* **Goal**: Copy out every line of the records where the string "Salpeter" occurs.

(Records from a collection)
** start **
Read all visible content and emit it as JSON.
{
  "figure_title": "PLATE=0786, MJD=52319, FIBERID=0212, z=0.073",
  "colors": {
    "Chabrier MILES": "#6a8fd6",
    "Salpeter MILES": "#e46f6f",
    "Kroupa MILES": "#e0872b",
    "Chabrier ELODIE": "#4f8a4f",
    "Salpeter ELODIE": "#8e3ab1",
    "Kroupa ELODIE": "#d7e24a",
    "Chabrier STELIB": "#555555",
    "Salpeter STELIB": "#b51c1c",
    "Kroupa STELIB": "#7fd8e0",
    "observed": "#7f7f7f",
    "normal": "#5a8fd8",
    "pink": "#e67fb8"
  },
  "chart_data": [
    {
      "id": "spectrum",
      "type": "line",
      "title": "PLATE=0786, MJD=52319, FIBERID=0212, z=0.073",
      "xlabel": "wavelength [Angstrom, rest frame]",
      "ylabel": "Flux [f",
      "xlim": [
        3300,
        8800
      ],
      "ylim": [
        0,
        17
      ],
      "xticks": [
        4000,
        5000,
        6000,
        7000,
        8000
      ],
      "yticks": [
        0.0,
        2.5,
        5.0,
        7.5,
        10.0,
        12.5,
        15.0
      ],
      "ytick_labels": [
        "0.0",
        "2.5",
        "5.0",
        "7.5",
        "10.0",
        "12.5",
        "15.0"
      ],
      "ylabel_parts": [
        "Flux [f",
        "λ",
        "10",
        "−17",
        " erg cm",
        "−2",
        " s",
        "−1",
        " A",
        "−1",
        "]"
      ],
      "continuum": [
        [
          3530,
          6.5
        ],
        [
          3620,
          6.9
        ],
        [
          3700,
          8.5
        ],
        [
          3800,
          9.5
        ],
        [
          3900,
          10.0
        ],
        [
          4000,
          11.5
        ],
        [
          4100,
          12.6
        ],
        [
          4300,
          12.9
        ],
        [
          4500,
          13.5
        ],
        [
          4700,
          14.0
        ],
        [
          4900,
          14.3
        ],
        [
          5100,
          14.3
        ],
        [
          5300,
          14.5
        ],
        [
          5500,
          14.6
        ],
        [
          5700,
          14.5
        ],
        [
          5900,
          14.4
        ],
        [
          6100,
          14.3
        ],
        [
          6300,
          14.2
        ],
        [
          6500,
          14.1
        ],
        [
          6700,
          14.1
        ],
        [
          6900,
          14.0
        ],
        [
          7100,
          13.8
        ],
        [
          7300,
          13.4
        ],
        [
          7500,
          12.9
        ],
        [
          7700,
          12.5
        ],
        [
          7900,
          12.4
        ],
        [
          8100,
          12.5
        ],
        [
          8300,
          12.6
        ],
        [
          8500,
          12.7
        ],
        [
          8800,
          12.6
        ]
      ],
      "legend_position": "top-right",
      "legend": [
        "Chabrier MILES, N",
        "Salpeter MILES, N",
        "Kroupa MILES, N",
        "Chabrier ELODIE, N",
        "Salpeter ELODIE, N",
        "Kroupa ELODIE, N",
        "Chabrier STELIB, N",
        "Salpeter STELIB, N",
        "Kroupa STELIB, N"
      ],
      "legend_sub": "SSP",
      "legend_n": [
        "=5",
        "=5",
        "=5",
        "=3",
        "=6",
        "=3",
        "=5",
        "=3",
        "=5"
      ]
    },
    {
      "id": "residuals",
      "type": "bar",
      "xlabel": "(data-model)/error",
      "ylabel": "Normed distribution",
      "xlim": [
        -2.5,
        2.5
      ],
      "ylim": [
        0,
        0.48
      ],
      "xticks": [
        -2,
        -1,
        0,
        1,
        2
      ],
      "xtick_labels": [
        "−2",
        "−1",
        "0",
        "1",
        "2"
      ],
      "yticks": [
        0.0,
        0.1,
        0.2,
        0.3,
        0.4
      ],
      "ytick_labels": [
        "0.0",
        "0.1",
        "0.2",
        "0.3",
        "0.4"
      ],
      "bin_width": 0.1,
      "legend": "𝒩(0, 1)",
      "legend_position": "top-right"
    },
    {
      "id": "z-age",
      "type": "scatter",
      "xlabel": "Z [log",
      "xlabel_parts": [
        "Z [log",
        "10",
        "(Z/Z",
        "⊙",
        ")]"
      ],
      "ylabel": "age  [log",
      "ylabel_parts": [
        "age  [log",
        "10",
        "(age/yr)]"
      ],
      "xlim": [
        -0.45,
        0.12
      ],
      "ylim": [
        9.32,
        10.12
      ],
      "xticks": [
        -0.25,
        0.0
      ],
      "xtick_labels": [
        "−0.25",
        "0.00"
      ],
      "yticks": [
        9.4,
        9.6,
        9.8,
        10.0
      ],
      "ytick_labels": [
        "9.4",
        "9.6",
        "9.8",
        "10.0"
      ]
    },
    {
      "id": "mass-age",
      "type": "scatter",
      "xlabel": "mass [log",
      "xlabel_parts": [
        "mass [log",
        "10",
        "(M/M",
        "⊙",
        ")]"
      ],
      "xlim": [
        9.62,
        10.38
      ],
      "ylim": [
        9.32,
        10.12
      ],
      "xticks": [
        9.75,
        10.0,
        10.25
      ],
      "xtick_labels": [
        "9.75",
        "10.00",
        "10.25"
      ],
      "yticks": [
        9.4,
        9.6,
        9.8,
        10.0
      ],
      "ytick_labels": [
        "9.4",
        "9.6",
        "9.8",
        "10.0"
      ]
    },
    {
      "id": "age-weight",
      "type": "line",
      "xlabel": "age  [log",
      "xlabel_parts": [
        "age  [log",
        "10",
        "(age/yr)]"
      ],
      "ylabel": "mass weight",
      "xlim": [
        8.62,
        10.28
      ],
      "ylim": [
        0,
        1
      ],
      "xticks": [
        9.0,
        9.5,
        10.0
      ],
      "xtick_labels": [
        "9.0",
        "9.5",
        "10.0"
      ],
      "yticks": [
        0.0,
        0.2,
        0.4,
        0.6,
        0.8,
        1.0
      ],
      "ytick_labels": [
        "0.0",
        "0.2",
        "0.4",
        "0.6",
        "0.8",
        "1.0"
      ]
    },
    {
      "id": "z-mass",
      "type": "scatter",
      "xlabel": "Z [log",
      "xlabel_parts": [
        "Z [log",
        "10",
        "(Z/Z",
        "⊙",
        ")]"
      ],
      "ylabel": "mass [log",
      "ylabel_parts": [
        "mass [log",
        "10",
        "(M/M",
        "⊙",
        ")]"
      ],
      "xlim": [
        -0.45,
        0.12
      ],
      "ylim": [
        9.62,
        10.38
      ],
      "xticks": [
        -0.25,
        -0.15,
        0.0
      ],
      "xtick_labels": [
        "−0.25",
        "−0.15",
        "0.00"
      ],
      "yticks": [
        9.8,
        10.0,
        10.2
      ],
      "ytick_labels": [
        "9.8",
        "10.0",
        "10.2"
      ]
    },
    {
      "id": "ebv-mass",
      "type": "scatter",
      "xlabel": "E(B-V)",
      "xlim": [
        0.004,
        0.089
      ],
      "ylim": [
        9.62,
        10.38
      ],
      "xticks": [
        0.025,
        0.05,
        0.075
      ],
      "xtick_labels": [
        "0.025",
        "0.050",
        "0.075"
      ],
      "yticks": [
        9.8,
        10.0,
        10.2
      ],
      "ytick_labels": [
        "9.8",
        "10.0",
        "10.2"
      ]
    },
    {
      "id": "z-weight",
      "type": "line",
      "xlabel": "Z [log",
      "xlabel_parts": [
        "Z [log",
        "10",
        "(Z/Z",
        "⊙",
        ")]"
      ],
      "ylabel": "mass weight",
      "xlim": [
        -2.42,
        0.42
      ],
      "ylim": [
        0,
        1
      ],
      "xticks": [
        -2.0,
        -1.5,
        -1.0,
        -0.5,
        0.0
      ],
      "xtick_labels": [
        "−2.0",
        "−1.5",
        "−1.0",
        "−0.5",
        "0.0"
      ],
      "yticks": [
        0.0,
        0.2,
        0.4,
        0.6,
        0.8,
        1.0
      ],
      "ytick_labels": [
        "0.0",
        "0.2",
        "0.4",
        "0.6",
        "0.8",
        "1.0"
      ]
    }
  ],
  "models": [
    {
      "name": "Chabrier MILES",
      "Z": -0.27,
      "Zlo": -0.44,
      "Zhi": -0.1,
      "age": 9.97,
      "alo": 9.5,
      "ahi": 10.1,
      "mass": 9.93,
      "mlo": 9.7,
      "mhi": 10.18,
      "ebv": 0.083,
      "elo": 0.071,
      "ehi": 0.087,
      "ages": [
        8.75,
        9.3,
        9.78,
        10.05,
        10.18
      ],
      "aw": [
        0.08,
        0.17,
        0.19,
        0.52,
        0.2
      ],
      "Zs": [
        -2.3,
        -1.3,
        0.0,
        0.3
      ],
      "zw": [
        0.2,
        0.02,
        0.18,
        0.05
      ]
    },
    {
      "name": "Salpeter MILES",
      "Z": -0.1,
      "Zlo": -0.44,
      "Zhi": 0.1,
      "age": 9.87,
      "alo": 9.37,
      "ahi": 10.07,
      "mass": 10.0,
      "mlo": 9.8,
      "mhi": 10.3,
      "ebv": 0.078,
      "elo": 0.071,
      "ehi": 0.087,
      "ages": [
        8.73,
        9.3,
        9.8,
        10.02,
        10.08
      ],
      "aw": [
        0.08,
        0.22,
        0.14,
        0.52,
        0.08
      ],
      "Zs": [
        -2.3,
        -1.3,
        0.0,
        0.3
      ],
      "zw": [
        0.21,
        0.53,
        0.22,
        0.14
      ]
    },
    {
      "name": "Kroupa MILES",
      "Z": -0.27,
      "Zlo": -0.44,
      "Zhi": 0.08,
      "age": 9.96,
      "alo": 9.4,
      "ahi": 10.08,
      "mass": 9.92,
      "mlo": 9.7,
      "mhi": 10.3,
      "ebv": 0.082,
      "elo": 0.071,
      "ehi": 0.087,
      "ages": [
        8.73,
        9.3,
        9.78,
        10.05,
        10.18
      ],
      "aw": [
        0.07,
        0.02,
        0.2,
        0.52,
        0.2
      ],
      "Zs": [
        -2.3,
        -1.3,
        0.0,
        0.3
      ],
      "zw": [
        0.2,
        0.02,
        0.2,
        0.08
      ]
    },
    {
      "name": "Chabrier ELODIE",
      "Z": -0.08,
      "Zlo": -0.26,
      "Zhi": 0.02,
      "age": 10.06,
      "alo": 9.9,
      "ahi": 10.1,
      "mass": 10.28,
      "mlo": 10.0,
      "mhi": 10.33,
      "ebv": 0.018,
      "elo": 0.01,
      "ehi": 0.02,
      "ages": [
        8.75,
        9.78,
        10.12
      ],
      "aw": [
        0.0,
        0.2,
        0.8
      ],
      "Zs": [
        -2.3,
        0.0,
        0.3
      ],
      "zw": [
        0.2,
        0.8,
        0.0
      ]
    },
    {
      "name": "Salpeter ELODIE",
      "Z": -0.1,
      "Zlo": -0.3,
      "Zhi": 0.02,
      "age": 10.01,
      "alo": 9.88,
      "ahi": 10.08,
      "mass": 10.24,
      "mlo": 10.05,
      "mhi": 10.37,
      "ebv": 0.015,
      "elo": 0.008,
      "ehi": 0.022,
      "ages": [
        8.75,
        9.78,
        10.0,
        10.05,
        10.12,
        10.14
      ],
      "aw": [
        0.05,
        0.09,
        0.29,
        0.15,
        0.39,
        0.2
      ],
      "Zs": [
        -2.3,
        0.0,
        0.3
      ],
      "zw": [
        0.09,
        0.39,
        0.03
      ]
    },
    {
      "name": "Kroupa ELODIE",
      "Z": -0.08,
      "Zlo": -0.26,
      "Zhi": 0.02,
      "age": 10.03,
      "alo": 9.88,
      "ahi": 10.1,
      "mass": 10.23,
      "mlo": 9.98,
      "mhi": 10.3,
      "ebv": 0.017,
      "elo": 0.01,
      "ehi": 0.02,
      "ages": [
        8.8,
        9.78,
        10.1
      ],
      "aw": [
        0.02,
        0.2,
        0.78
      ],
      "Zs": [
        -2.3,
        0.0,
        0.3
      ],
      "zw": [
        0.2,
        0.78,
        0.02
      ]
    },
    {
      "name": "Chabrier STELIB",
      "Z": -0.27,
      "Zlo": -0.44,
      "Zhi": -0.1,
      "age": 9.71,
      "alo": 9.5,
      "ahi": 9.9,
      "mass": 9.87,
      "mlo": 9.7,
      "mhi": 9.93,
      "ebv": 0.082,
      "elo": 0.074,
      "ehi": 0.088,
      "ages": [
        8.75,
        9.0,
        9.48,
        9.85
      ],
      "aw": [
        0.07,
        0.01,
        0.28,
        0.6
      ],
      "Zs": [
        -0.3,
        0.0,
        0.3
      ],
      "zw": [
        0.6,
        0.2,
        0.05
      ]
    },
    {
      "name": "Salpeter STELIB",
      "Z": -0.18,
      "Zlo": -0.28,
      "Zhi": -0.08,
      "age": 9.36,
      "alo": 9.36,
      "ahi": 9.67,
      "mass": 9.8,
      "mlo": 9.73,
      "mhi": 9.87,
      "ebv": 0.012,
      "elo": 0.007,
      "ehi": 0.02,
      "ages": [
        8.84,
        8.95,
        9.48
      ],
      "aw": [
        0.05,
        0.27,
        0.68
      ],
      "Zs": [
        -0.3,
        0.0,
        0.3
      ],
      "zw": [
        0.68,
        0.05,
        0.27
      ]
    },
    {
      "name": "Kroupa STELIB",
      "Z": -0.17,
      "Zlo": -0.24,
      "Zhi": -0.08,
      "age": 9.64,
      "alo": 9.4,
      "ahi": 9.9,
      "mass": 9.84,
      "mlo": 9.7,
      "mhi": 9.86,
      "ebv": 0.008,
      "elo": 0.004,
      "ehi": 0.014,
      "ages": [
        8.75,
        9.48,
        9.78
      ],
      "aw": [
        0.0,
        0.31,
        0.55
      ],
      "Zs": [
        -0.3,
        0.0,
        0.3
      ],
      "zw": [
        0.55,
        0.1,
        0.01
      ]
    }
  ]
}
** end **
* **Result of the task**:
    "Salpeter MILES": "#e46f6f",
    "Salpeter ELODIE": "#8e3ab1",
    "Salpeter STELIB": "#b51c1c",
        "Salpeter MILES, N",
        "Salpeter ELODIE, N",
        "Salpeter STELIB, N",
      "name": "Salpeter MILES",
      "name": "Salpeter ELODIE",
      "name": "Salpeter STELIB",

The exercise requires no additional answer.